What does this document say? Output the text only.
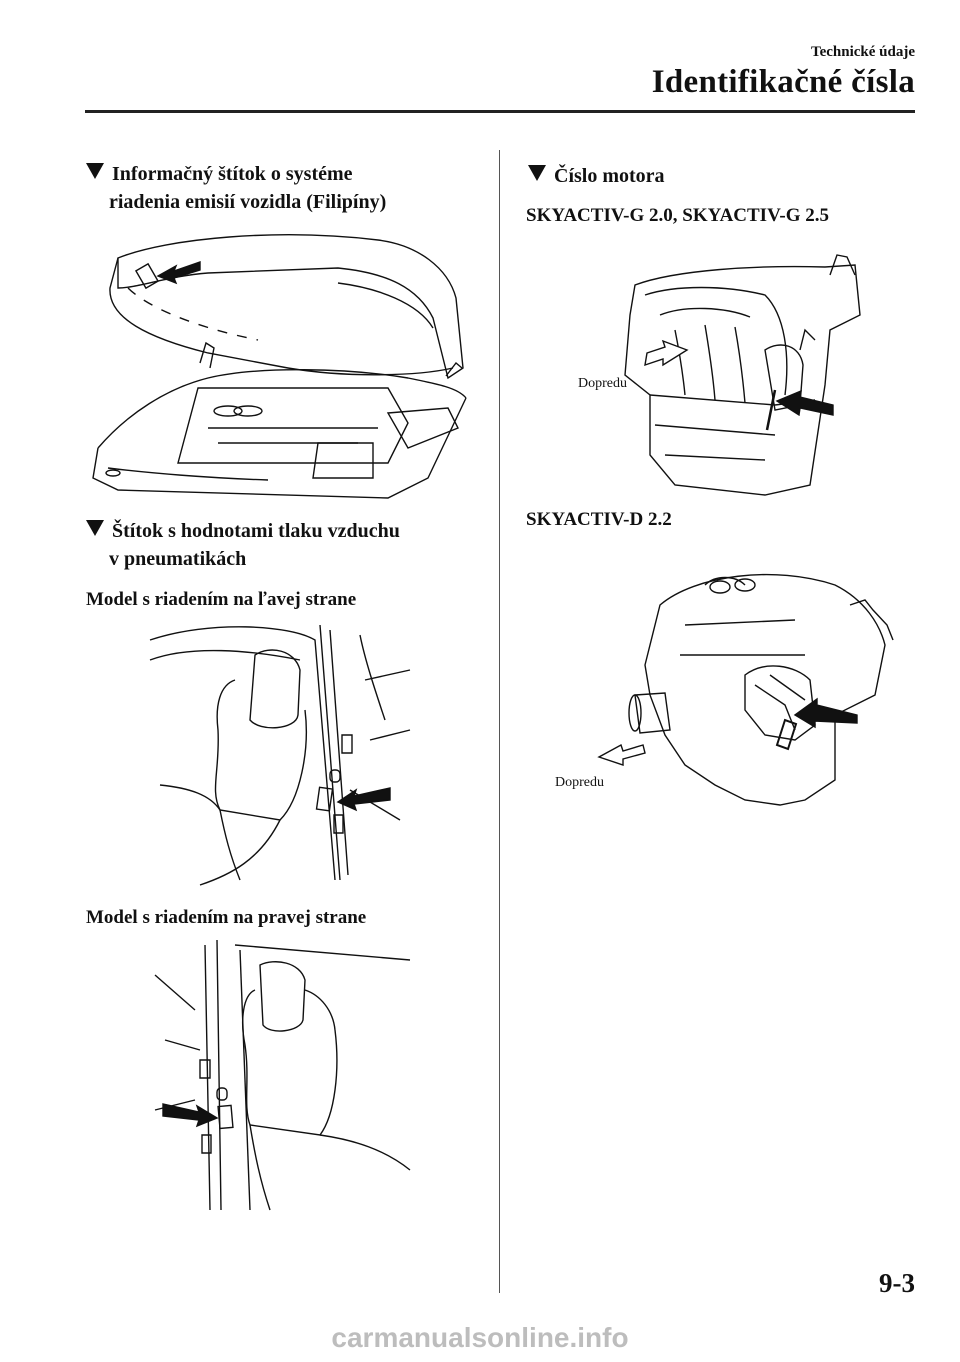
Technické údaje
Identifikačné čísla
Informačný štítok o systéme
riadenia emisií vozidla (Filipíny)
Štítok s hodnotami tlaku vzduchu
v pneumatikách
Model s riadením na ľavej strane
Model s riadením na pravej strane
Číslo motora
SKYACTIV-G 2.0, SKYACTIV-G 2.5
Dopredu
SKYACTIV-D 2.2
Dopredu
9-3
carmanualsonline.info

----------

_EXERCISE GOAL_:
Repeat all of the entries word for word, but omit the pictures.

_RESULT FOR THIS EXERCISE_:
What does this document say? Output the text only.
Technické údaje
Identifikačné čísla
Informačný štítok o systéme
riadenia emisií vozidla (Filipíny)
Štítok s hodnotami tlaku vzduchu
v pneumatikách
Model s riadením na ľavej strane
Model s riadením na pravej strane
Číslo motora
SKYACTIV-G 2.0, SKYACTIV-G 2.5
Dopredu
SKYACTIV-D 2.2
Dopredu
9-3
carmanualsonline.info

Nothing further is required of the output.